§ **Task prompt**: Leave out the pictures and repeat the rest of the material exactly.
::: Entries supplied :::
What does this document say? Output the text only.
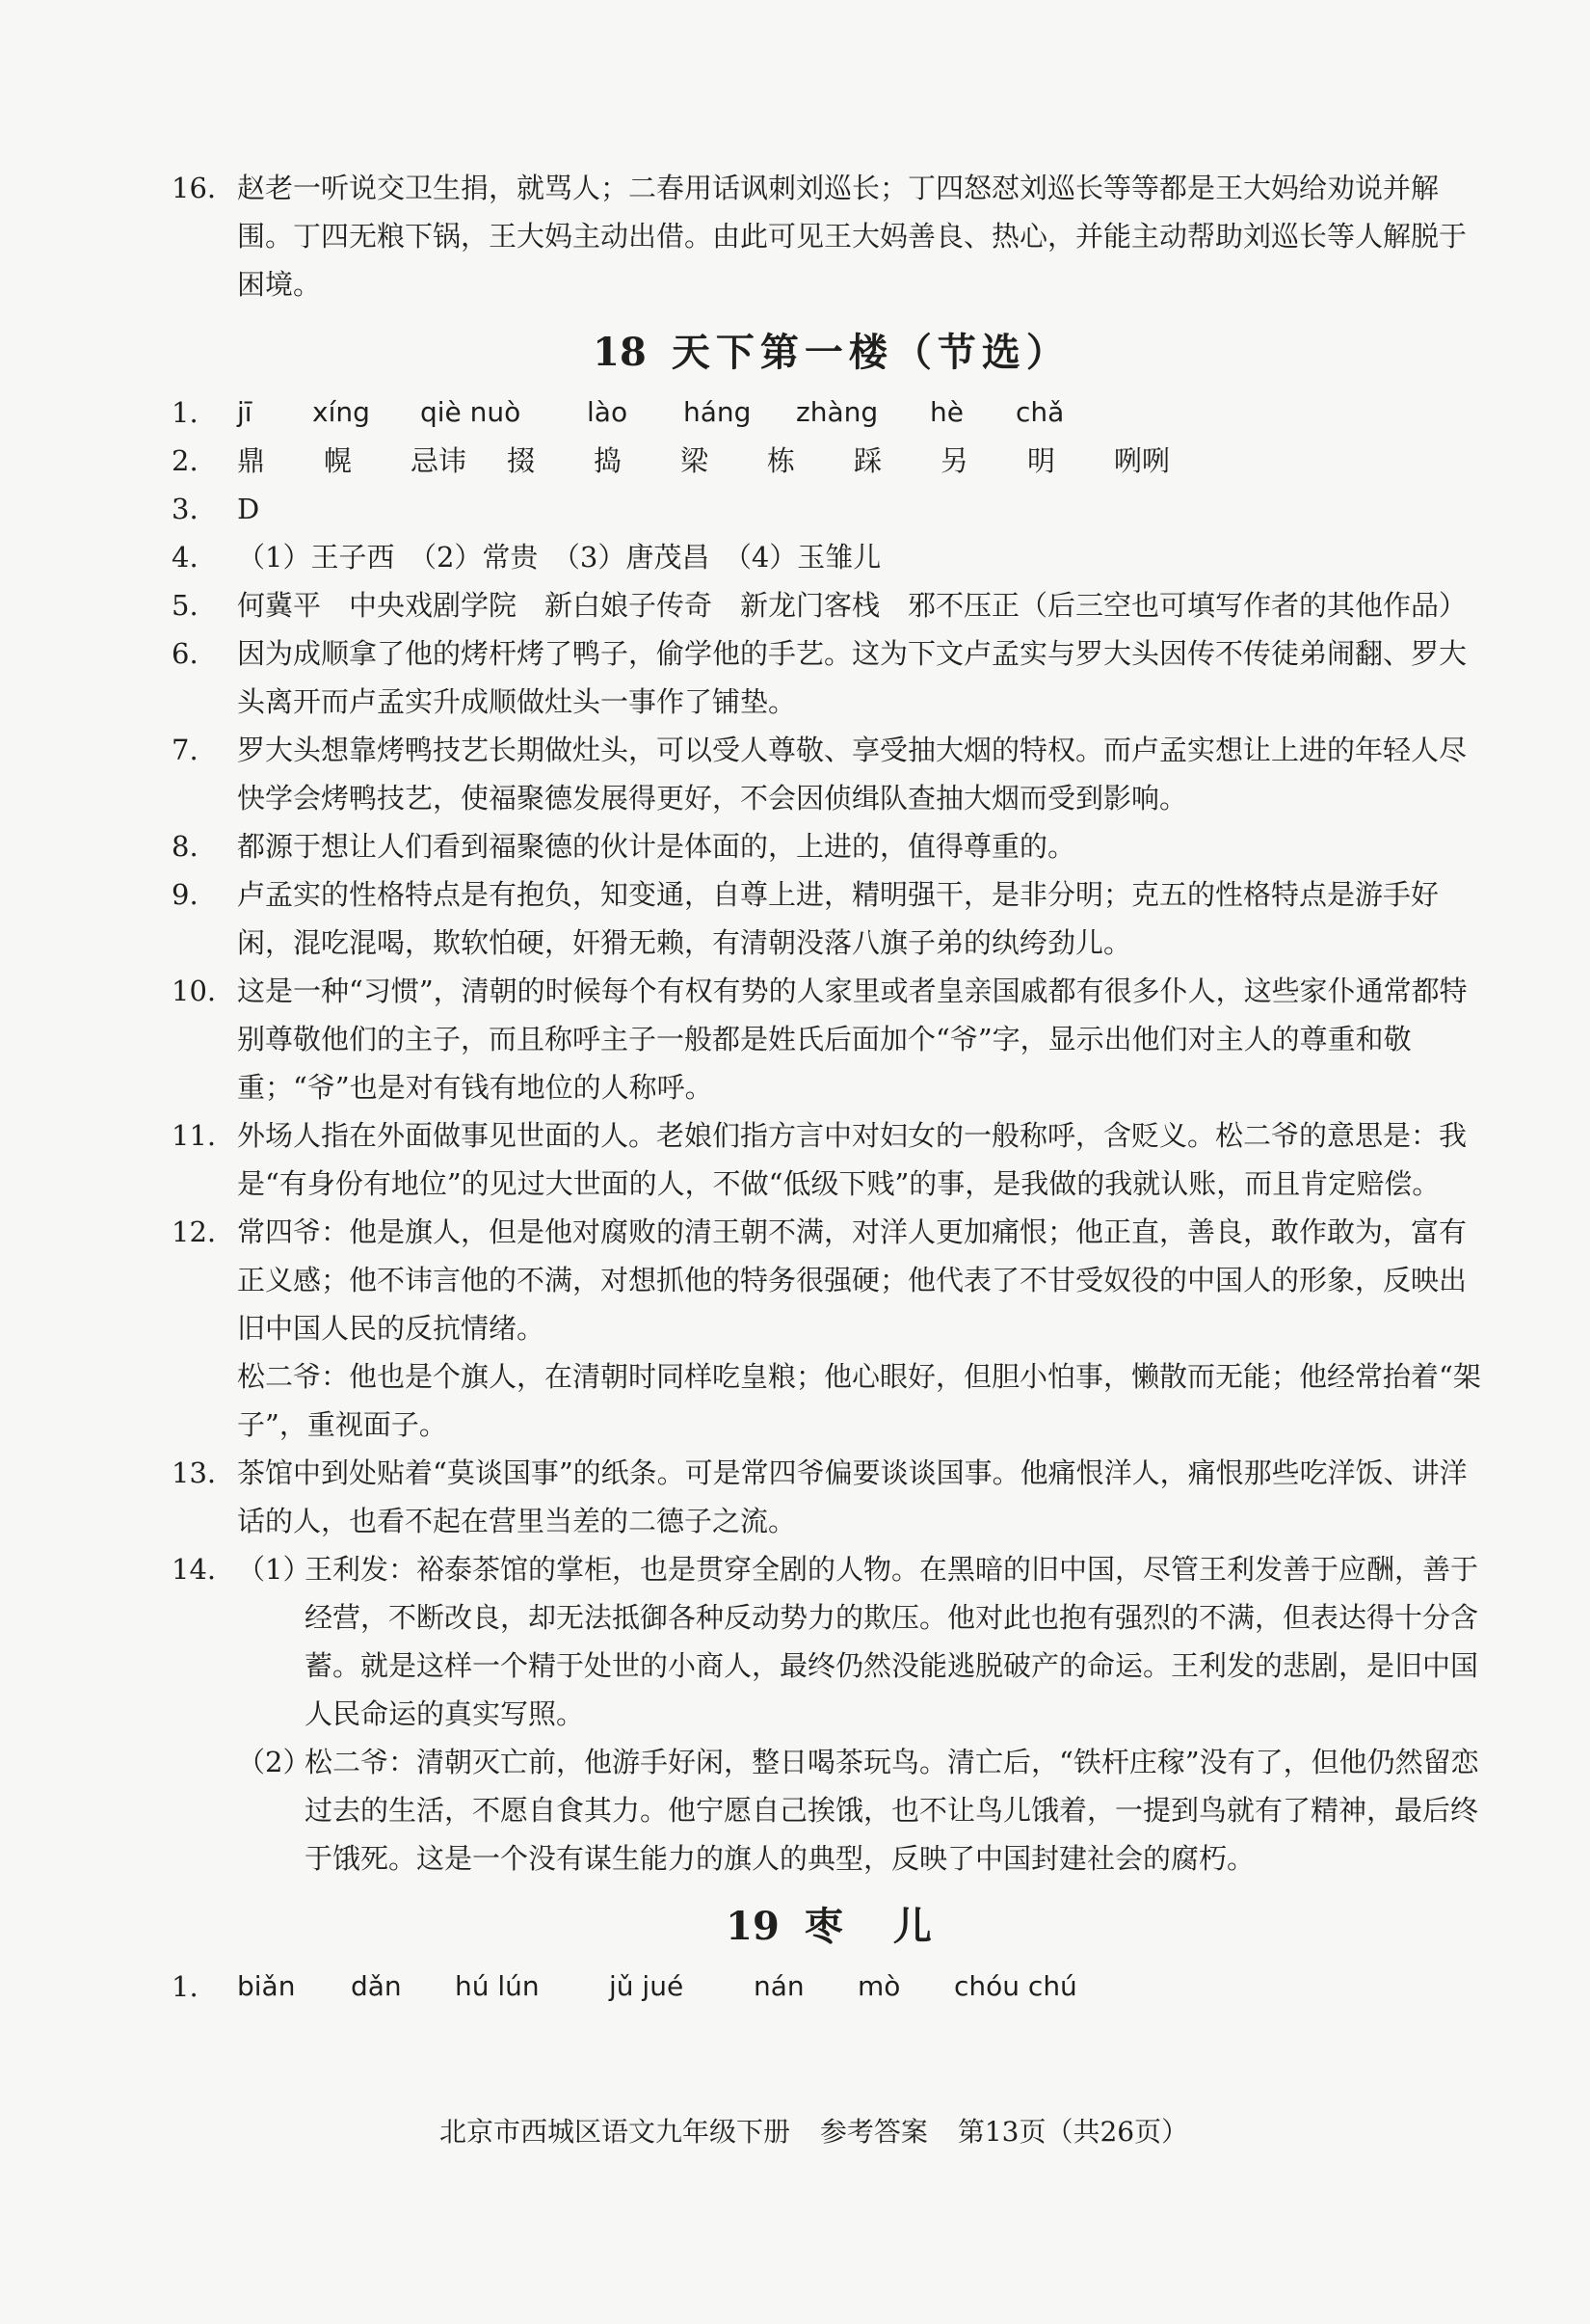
16. 赵老一听说交卫生捐，就骂人；二春用话讽刺刘巡长；丁四怒怼刘巡长等等都是王大妈给劝说并解围。丁四无粮下锅，王大妈主动出借。由此可见王大妈善良、热心，并能主动帮助刘巡长等人解脱于困境。

18 天下第一楼（节选）
1.	jī	xíng	qiè nuò	lào	háng	zhàng	hè	chǎ
2.	鼎	幌	忌讳	掇	捣	梁	栋	踩	另	明	咧咧

3.	D

4.	（1）王子西　（2）常贵　（3）唐茂昌　（4）玉雏儿

5.	何冀平　中央戏剧学院　新白娘子传奇　新龙门客栈　邪不压正（后三空也可填写作者的其他作品）

6.	因为成顺拿了他的烤杆烤了鸭子，偷学他的手艺。这为下文卢孟实与罗大头因传不传徒弟闹翻、罗大头离开而卢孟实升成顺做灶头一事作了铺垫。

7.	罗大头想靠烤鸭技艺长期做灶头，可以受人尊敬、享受抽大烟的特权。而卢孟实想让上进的年轻人尽快学会烤鸭技艺，使福聚德发展得更好，不会因侦缉队查抽大烟而受到影响。

8.	都源于想让人们看到福聚德的伙计是体面的，上进的，值得尊重的。

9.	卢孟实的性格特点是有抱负，知变通，自尊上进，精明强干，是非分明；克五的性格特点是游手好闲，混吃混喝，欺软怕硬，奸猾无赖，有清朝没落八旗子弟的纨绔劲儿。

10. 这是一种“习惯”，清朝的时候每个有权有势的人家里或者皇亲国戚都有很多仆人，这些家仆通常都特别尊敬他们的主子，而且称呼主子一般都是姓氏后面加个“爷”字，显示出他们对主人的尊重和敬重；“爷”也是对有钱有地位的人称呼。

11. 外场人指在外面做事见世面的人。老娘们指方言中对妇女的一般称呼，含贬义。松二爷的意思是：我是“有身份有地位”的见过大世面的人，不做“低级下贱”的事，是我做的我就认账，而且肯定赔偿。

12. 常四爷：他是旗人，但是他对腐败的清王朝不满，对洋人更加痛恨；他正直，善良，敢作敢为，富有正义感；他不讳言他的不满，对想抓他的特务很强硬；他代表了不甘受奴役的中国人的形象，反映出旧中国人民的反抗情绪。

松二爷：他也是个旗人，在清朝时同样吃皇粮；他心眼好，但胆小怕事，懒散而无能；他经常抬着“架子”，重视面子。

13. 茶馆中到处贴着“莫谈国事”的纸条。可是常四爷偏要谈谈国事。他痛恨洋人，痛恨那些吃洋饭、讲洋话的人，也看不起在营里当差的二德子之流。

14. （1）
王利发：裕泰茶馆的掌柜，也是贯穿全剧的人物。在黑暗的旧中国，尽管王利发善于应酬，善于经营，不断改良，却无法抵御各种反动势力的欺压。他对此也抱有强烈的不满，但表达得十分含蓄。就是这样一个精于处世的小商人，最终仍然没能逃脱破产的命运。王利发的悲剧，是旧中国人民命运的真实写照。
（2）
松二爷：清朝灭亡前，他游手好闲，整日喝茶玩鸟。清亡后，“铁杆庄稼”没有了，但他仍然留恋过去的生活，不愿自食其力。他宁愿自己挨饿，也不让鸟儿饿着，一提到鸟就有了精神，最后终于饿死。这是一个没有谋生能力的旗人的典型，反映了中国封建社会的腐朽。
19 枣　儿
1.	biǎn	dǎn	hú lún	jǔ jué	nán	mò	chóu chú
北京市西城区语文九年级下册 参考答案 第13页（共26页）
:::
§ **Response**:
What does this document say? Output the text only.
16. 赵老一听说交卫生捐，就骂人；二春用话讽刺刘巡长；丁四怒怼刘巡长等等都是王大妈给劝说并解围。丁四无粮下锅，王大妈主动出借。由此可见王大妈善良、热心，并能主动帮助刘巡长等人解脱于困境。

18 天下第一楼（节选）
1.	jī	xíng	qiè nuò	lào	háng	zhàng	hè	chǎ
2.	鼎	幌	忌讳	掇	捣	梁	栋	踩	另	明	咧咧

3.	D

4.	（1）王子西　（2）常贵　（3）唐茂昌　（4）玉雏儿

5.	何冀平　中央戏剧学院　新白娘子传奇　新龙门客栈　邪不压正（后三空也可填写作者的其他作品）

6.	因为成顺拿了他的烤杆烤了鸭子，偷学他的手艺。这为下文卢孟实与罗大头因传不传徒弟闹翻、罗大头离开而卢孟实升成顺做灶头一事作了铺垫。

7.	罗大头想靠烤鸭技艺长期做灶头，可以受人尊敬、享受抽大烟的特权。而卢孟实想让上进的年轻人尽快学会烤鸭技艺，使福聚德发展得更好，不会因侦缉队查抽大烟而受到影响。

8.	都源于想让人们看到福聚德的伙计是体面的，上进的，值得尊重的。

9.	卢孟实的性格特点是有抱负，知变通，自尊上进，精明强干，是非分明；克五的性格特点是游手好闲，混吃混喝，欺软怕硬，奸猾无赖，有清朝没落八旗子弟的纨绔劲儿。

10. 这是一种“习惯”，清朝的时候每个有权有势的人家里或者皇亲国戚都有很多仆人，这些家仆通常都特别尊敬他们的主子，而且称呼主子一般都是姓氏后面加个“爷”字，显示出他们对主人的尊重和敬重；“爷”也是对有钱有地位的人称呼。

11. 外场人指在外面做事见世面的人。老娘们指方言中对妇女的一般称呼，含贬义。松二爷的意思是：我是“有身份有地位”的见过大世面的人，不做“低级下贱”的事，是我做的我就认账，而且肯定赔偿。

12. 常四爷：他是旗人，但是他对腐败的清王朝不满，对洋人更加痛恨；他正直，善良，敢作敢为，富有正义感；他不讳言他的不满，对想抓他的特务很强硬；他代表了不甘受奴役的中国人的形象，反映出旧中国人民的反抗情绪。

松二爷：他也是个旗人，在清朝时同样吃皇粮；他心眼好，但胆小怕事，懒散而无能；他经常抬着“架子”，重视面子。

13. 茶馆中到处贴着“莫谈国事”的纸条。可是常四爷偏要谈谈国事。他痛恨洋人，痛恨那些吃洋饭、讲洋话的人，也看不起在营里当差的二德子之流。

14. （1）
王利发：裕泰茶馆的掌柜，也是贯穿全剧的人物。在黑暗的旧中国，尽管王利发善于应酬，善于经营，不断改良，却无法抵御各种反动势力的欺压。他对此也抱有强烈的不满，但表达得十分含蓄。就是这样一个精于处世的小商人，最终仍然没能逃脱破产的命运。王利发的悲剧，是旧中国人民命运的真实写照。
（2）
松二爷：清朝灭亡前，他游手好闲，整日喝茶玩鸟。清亡后，“铁杆庄稼”没有了，但他仍然留恋过去的生活，不愿自食其力。他宁愿自己挨饿，也不让鸟儿饿着，一提到鸟就有了精神，最后终于饿死。这是一个没有谋生能力的旗人的典型，反映了中国封建社会的腐朽。
19 枣　儿
1.	biǎn	dǎn	hú lún	jǔ jué	nán	mò	chóu chú
北京市西城区语文九年级下册 参考答案 第13页（共26页）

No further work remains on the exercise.